**To do:**
Copy out all lines with the word "Product" in them.

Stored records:
************

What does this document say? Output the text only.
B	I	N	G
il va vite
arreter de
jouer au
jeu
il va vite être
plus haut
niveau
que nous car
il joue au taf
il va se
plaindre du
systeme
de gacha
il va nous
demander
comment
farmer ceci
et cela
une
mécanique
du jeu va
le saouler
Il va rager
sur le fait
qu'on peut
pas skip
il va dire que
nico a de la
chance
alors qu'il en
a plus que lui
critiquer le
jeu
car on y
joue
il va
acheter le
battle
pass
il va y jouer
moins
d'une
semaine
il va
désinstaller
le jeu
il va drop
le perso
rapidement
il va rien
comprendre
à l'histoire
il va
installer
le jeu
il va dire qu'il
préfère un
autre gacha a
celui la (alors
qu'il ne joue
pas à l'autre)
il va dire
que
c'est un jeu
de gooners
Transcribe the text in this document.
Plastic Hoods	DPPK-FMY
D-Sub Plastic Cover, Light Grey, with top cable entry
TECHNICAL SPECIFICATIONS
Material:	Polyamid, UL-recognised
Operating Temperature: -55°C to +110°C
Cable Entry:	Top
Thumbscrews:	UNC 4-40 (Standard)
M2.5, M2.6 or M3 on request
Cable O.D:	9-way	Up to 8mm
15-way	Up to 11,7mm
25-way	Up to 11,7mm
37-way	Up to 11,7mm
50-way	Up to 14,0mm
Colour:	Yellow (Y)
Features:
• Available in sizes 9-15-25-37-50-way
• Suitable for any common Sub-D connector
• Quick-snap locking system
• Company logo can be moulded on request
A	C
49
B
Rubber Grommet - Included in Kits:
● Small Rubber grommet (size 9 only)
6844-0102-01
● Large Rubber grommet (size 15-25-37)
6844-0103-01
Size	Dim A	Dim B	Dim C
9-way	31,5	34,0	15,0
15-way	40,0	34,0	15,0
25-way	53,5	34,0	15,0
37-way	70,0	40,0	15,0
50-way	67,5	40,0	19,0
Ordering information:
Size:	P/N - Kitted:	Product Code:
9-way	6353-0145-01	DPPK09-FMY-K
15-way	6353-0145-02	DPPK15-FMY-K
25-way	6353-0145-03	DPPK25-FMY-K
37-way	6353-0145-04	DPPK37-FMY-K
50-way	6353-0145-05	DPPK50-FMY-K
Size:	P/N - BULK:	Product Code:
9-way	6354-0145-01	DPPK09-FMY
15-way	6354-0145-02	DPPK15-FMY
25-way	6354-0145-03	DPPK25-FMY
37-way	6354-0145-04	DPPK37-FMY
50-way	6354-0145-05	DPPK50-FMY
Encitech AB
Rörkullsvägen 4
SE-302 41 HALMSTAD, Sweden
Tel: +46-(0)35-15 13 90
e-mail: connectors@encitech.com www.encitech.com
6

************

**Result:**
Size:	P/N - Kitted:	Product Code:
Size:	P/N - BULK:	Product Code:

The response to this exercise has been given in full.